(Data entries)
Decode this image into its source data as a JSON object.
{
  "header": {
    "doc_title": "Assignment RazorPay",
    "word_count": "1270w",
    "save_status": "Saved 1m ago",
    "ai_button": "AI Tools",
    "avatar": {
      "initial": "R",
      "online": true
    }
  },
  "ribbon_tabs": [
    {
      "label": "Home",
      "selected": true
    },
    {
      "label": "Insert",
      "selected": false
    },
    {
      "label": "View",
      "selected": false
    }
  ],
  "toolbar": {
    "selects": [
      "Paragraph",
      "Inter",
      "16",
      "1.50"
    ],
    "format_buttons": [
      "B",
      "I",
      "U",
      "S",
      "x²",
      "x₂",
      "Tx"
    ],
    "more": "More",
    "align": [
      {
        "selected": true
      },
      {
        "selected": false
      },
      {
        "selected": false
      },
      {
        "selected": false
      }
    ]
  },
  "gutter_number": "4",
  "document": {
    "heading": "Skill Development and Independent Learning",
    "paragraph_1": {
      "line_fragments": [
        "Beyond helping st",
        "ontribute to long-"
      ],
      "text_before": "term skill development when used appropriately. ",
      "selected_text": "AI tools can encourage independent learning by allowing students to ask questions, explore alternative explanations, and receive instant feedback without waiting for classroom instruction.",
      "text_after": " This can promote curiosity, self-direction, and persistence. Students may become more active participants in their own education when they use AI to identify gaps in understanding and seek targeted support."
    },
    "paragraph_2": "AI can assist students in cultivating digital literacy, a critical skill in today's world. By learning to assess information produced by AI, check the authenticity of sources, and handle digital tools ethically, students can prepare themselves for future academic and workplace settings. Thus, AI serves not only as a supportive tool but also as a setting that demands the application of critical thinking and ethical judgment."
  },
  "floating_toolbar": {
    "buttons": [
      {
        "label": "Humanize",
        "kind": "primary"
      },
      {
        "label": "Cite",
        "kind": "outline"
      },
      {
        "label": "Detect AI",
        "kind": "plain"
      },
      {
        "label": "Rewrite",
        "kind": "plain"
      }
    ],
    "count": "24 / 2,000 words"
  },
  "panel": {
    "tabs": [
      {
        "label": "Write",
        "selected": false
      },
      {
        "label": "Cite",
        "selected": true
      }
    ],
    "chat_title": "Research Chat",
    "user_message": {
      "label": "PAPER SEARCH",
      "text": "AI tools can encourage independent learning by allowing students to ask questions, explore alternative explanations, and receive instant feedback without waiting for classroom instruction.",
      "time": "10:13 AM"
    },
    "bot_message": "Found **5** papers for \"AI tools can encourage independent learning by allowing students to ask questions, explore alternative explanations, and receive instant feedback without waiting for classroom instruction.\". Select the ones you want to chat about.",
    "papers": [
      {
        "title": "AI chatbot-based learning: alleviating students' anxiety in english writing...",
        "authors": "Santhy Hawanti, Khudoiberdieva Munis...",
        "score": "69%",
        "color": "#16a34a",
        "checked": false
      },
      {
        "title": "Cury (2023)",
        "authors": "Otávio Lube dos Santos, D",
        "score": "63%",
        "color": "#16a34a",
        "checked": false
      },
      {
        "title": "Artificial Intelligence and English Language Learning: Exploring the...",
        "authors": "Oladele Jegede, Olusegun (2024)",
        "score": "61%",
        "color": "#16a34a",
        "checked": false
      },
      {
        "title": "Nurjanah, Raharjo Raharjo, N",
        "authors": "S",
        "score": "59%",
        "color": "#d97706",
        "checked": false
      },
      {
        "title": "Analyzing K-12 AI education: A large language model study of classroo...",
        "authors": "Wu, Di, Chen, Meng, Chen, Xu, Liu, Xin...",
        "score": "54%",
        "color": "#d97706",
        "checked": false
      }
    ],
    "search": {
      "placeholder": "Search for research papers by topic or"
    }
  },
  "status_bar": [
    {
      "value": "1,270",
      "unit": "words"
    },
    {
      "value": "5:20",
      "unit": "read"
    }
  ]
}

[Required work] Review the preceding data and report every line that includes the string "label".

[Solution to the exercise]
      "label": "Home",
      "label": "Insert",
      "label": "View",
        "label": "Humanize",
        "label": "Cite",
        "label": "Detect AI",
        "label": "Rewrite",
        "label": "Write",
        "label": "Cite",
      "label": "PAPER SEARCH",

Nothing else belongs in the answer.